_Work required_.
Return the material word for word. Do not include pictures.

_Records supplied_.
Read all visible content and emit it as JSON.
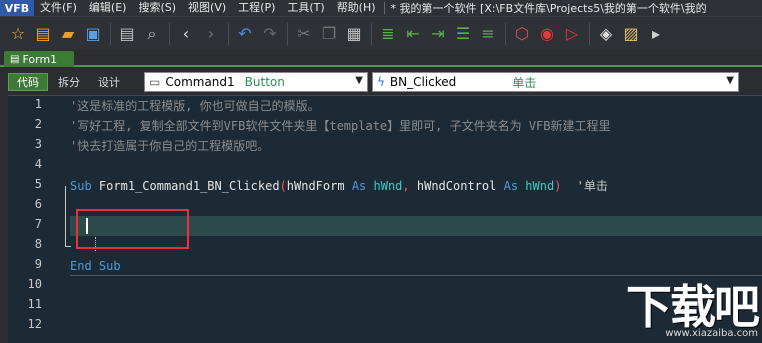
{
  "menubar": {
    "logo": "VFB",
    "items": [
      "文件(F)",
      "编辑(E)",
      "搜索(S)",
      "视图(V)",
      "工程(P)",
      "工具(T)",
      "帮助(H)"
    ],
    "title": "* 我的第一个软件 [X:\\FB文件库\\Projects5\\我的第一个软件\\我的"
  },
  "toolbar": {
    "icons": [
      {
        "name": "star-icon",
        "glyph": "☆",
        "color": "#f0c040"
      },
      {
        "name": "new-file-icon",
        "glyph": "▤",
        "color": "#f0a030"
      },
      {
        "name": "open-folder-icon",
        "glyph": "▰",
        "color": "#e8a030"
      },
      {
        "name": "save-icon",
        "glyph": "▣",
        "color": "#5aa0e0"
      },
      {
        "name": "print-preview-icon",
        "glyph": "▤",
        "color": "#c0c0c0"
      },
      {
        "name": "find-icon",
        "glyph": "⌕",
        "color": "#c0c0c0"
      },
      {
        "name": "back-icon",
        "glyph": "‹",
        "color": "#e0e0e0"
      },
      {
        "name": "forward-icon",
        "glyph": "›",
        "color": "#777777"
      },
      {
        "name": "undo-icon",
        "glyph": "↶",
        "color": "#4a8ae0"
      },
      {
        "name": "redo-icon",
        "glyph": "↷",
        "color": "#666666"
      },
      {
        "name": "cut-icon",
        "glyph": "✂",
        "color": "#777777"
      },
      {
        "name": "copy-icon",
        "glyph": "❐",
        "color": "#777777"
      },
      {
        "name": "paste-icon",
        "glyph": "▦",
        "color": "#c0c0c0"
      },
      {
        "name": "indent-icon",
        "glyph": "≣",
        "color": "#5ab050"
      },
      {
        "name": "outdent-icon",
        "glyph": "⇤",
        "color": "#5ab050"
      },
      {
        "name": "comment-icon",
        "glyph": "⇥",
        "color": "#5ab050"
      },
      {
        "name": "list-icon",
        "glyph": "☰",
        "color": "#5ab050"
      },
      {
        "name": "uncomment-icon",
        "glyph": "≡",
        "color": "#5ab050"
      },
      {
        "name": "compile-icon",
        "glyph": "⬡",
        "color": "#e05050"
      },
      {
        "name": "run-icon",
        "glyph": "◉",
        "color": "#e03a3a"
      },
      {
        "name": "debug-run-icon",
        "glyph": "▷",
        "color": "#e03a3a"
      },
      {
        "name": "layers-icon",
        "glyph": "◈",
        "color": "#e0e0e0"
      },
      {
        "name": "image-icon",
        "glyph": "▨",
        "color": "#e0c070"
      },
      {
        "name": "more-icon",
        "glyph": "▸",
        "color": "#d0d0d0"
      }
    ]
  },
  "tabs": {
    "form_tab": "Form1"
  },
  "viewbar": {
    "code": "代码",
    "split": "拆分",
    "design": "设计",
    "control_name": "Command1",
    "control_type": "Button",
    "event_name": "BN_Clicked",
    "event_desc": "单击"
  },
  "editor": {
    "line_numbers": [
      "1",
      "2",
      "3",
      "4",
      "5",
      "6",
      "7",
      "8",
      "9",
      "10",
      "11",
      "12"
    ],
    "line1": "'这是标准的工程模版, 你也可做自己的模版。",
    "line2": "'写好工程, 复制全部文件到VFB软件文件夹里【template】里即可, 子文件夹名为 VFB新建工程里",
    "line3": "'快去打造属于你自己的工程模版吧。",
    "line5": {
      "sub": "Sub",
      "name": "Form1_Command1_BN_Clicked",
      "lparen": "(",
      "p1": "hWndForm",
      "as1": "As",
      "t1": "hWnd",
      "comma": ",",
      "p2": "hWndControl",
      "as2": "As",
      "t2": "hWnd",
      "rparen": ")",
      "comment": "'单击"
    },
    "line9": {
      "end": "End",
      "sub": "Sub"
    }
  },
  "watermark": {
    "big": "下载吧",
    "small": "www.xiazaiba.com"
  }
}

_Response_.
Read all visible content and emit it as JSON.
{
  "menubar": {
    "logo": "VFB",
    "items": [
      "文件(F)",
      "编辑(E)",
      "搜索(S)",
      "视图(V)",
      "工程(P)",
      "工具(T)",
      "帮助(H)"
    ],
    "title": "* 我的第一个软件 [X:\\FB文件库\\Projects5\\我的第一个软件\\我的"
  },
  "toolbar": {
    "icons": [
      {
        "name": "star-icon",
        "glyph": "☆",
        "color": "#f0c040"
      },
      {
        "name": "new-file-icon",
        "glyph": "▤",
        "color": "#f0a030"
      },
      {
        "name": "open-folder-icon",
        "glyph": "▰",
        "color": "#e8a030"
      },
      {
        "name": "save-icon",
        "glyph": "▣",
        "color": "#5aa0e0"
      },
      {
        "name": "print-preview-icon",
        "glyph": "▤",
        "color": "#c0c0c0"
      },
      {
        "name": "find-icon",
        "glyph": "⌕",
        "color": "#c0c0c0"
      },
      {
        "name": "back-icon",
        "glyph": "‹",
        "color": "#e0e0e0"
      },
      {
        "name": "forward-icon",
        "glyph": "›",
        "color": "#777777"
      },
      {
        "name": "undo-icon",
        "glyph": "↶",
        "color": "#4a8ae0"
      },
      {
        "name": "redo-icon",
        "glyph": "↷",
        "color": "#666666"
      },
      {
        "name": "cut-icon",
        "glyph": "✂",
        "color": "#777777"
      },
      {
        "name": "copy-icon",
        "glyph": "❐",
        "color": "#777777"
      },
      {
        "name": "paste-icon",
        "glyph": "▦",
        "color": "#c0c0c0"
      },
      {
        "name": "indent-icon",
        "glyph": "≣",
        "color": "#5ab050"
      },
      {
        "name": "outdent-icon",
        "glyph": "⇤",
        "color": "#5ab050"
      },
      {
        "name": "comment-icon",
        "glyph": "⇥",
        "color": "#5ab050"
      },
      {
        "name": "list-icon",
        "glyph": "☰",
        "color": "#5ab050"
      },
      {
        "name": "uncomment-icon",
        "glyph": "≡",
        "color": "#5ab050"
      },
      {
        "name": "compile-icon",
        "glyph": "⬡",
        "color": "#e05050"
      },
      {
        "name": "run-icon",
        "glyph": "◉",
        "color": "#e03a3a"
      },
      {
        "name": "debug-run-icon",
        "glyph": "▷",
        "color": "#e03a3a"
      },
      {
        "name": "layers-icon",
        "glyph": "◈",
        "color": "#e0e0e0"
      },
      {
        "name": "image-icon",
        "glyph": "▨",
        "color": "#e0c070"
      },
      {
        "name": "more-icon",
        "glyph": "▸",
        "color": "#d0d0d0"
      }
    ]
  },
  "tabs": {
    "form_tab": "Form1"
  },
  "viewbar": {
    "code": "代码",
    "split": "拆分",
    "design": "设计",
    "control_name": "Command1",
    "control_type": "Button",
    "event_name": "BN_Clicked",
    "event_desc": "单击"
  },
  "editor": {
    "line_numbers": [
      "1",
      "2",
      "3",
      "4",
      "5",
      "6",
      "7",
      "8",
      "9",
      "10",
      "11",
      "12"
    ],
    "line1": "'这是标准的工程模版, 你也可做自己的模版。",
    "line2": "'写好工程, 复制全部文件到VFB软件文件夹里【template】里即可, 子文件夹名为 VFB新建工程里",
    "line3": "'快去打造属于你自己的工程模版吧。",
    "line5": {
      "sub": "Sub",
      "name": "Form1_Command1_BN_Clicked",
      "lparen": "(",
      "p1": "hWndForm",
      "as1": "As",
      "t1": "hWnd",
      "comma": ",",
      "p2": "hWndControl",
      "as2": "As",
      "t2": "hWnd",
      "rparen": ")",
      "comment": "'单击"
    },
    "line9": {
      "end": "End",
      "sub": "Sub"
    }
  },
  "watermark": {
    "big": "下载吧",
    "small": "www.xiazaiba.com"
  }
}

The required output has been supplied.